> [Given problem]: Only the pictures stay out; every record is to be quoted exactly.

(Dataset items)
================================
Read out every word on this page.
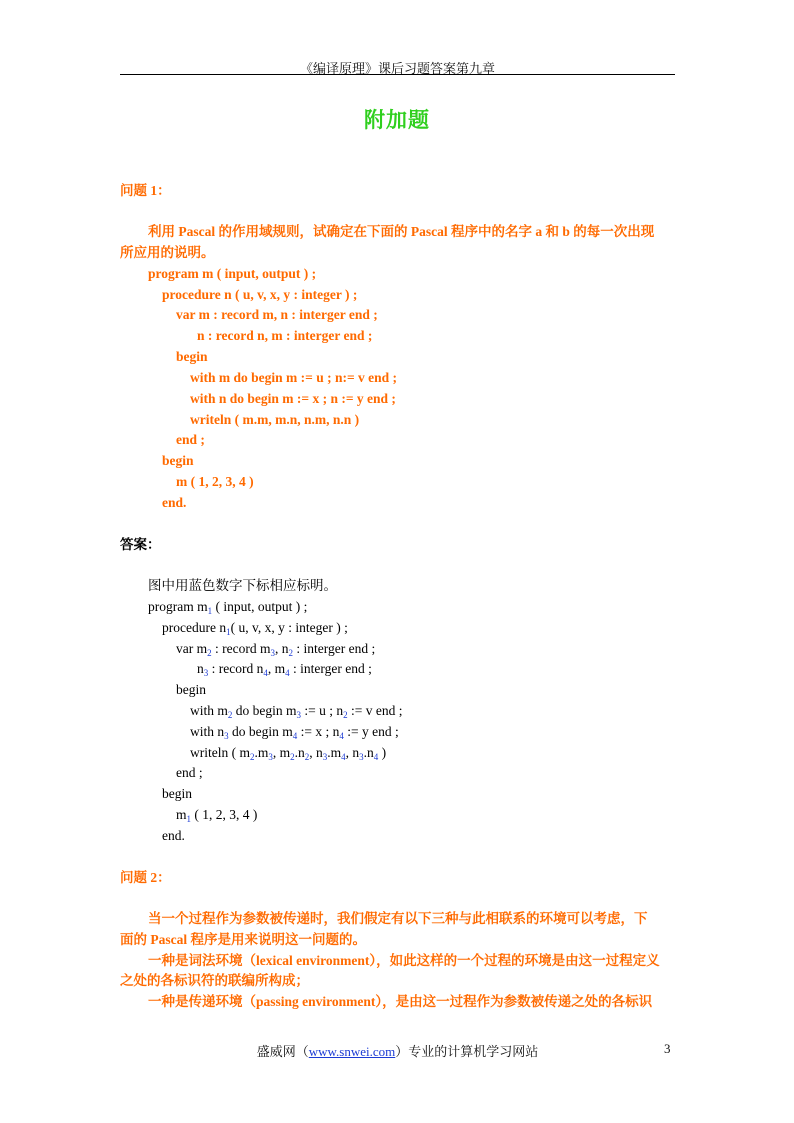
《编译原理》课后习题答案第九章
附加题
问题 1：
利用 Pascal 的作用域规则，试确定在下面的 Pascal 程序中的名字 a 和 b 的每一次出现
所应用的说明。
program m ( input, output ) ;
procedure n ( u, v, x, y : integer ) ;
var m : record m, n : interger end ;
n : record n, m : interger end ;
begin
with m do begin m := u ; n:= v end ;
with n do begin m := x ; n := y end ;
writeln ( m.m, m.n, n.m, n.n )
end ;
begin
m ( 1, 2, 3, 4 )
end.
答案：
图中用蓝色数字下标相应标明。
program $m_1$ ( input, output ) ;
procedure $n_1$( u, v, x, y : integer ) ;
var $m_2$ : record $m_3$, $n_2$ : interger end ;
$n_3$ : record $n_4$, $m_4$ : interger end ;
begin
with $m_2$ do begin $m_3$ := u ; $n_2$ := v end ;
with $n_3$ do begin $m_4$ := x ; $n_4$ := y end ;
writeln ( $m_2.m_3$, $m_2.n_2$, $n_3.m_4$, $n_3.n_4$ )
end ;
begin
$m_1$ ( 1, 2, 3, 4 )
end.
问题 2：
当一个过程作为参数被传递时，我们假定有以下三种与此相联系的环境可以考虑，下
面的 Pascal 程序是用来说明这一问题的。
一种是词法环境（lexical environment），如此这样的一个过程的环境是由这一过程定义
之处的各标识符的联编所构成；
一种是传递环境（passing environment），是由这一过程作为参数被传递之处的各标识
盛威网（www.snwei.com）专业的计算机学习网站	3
================================
> [Output for this task]:
Read out every word on this page.
《编译原理》课后习题答案第九章
附加题
问题 1：
利用 Pascal 的作用域规则，试确定在下面的 Pascal 程序中的名字 a 和 b 的每一次出现
所应用的说明。
program m ( input, output ) ;
procedure n ( u, v, x, y : integer ) ;
var m : record m, n : interger end ;
n : record n, m : interger end ;
begin
with m do begin m := u ; n:= v end ;
with n do begin m := x ; n := y end ;
writeln ( m.m, m.n, n.m, n.n )
end ;
begin
m ( 1, 2, 3, 4 )
end.
答案：
图中用蓝色数字下标相应标明。
program $m_1$ ( input, output ) ;
procedure $n_1$( u, v, x, y : integer ) ;
var $m_2$ : record $m_3$, $n_2$ : interger end ;
$n_3$ : record $n_4$, $m_4$ : interger end ;
begin
with $m_2$ do begin $m_3$ := u ; $n_2$ := v end ;
with $n_3$ do begin $m_4$ := x ; $n_4$ := y end ;
writeln ( $m_2.m_3$, $m_2.n_2$, $n_3.m_4$, $n_3.n_4$ )
end ;
begin
$m_1$ ( 1, 2, 3, 4 )
end.
问题 2：
当一个过程作为参数被传递时，我们假定有以下三种与此相联系的环境可以考虑，下
面的 Pascal 程序是用来说明这一问题的。
一种是词法环境（lexical environment），如此这样的一个过程的环境是由这一过程定义
之处的各标识符的联编所构成；
一种是传递环境（passing environment），是由这一过程作为参数被传递之处的各标识
盛威网（www.snwei.com）专业的计算机学习网站	3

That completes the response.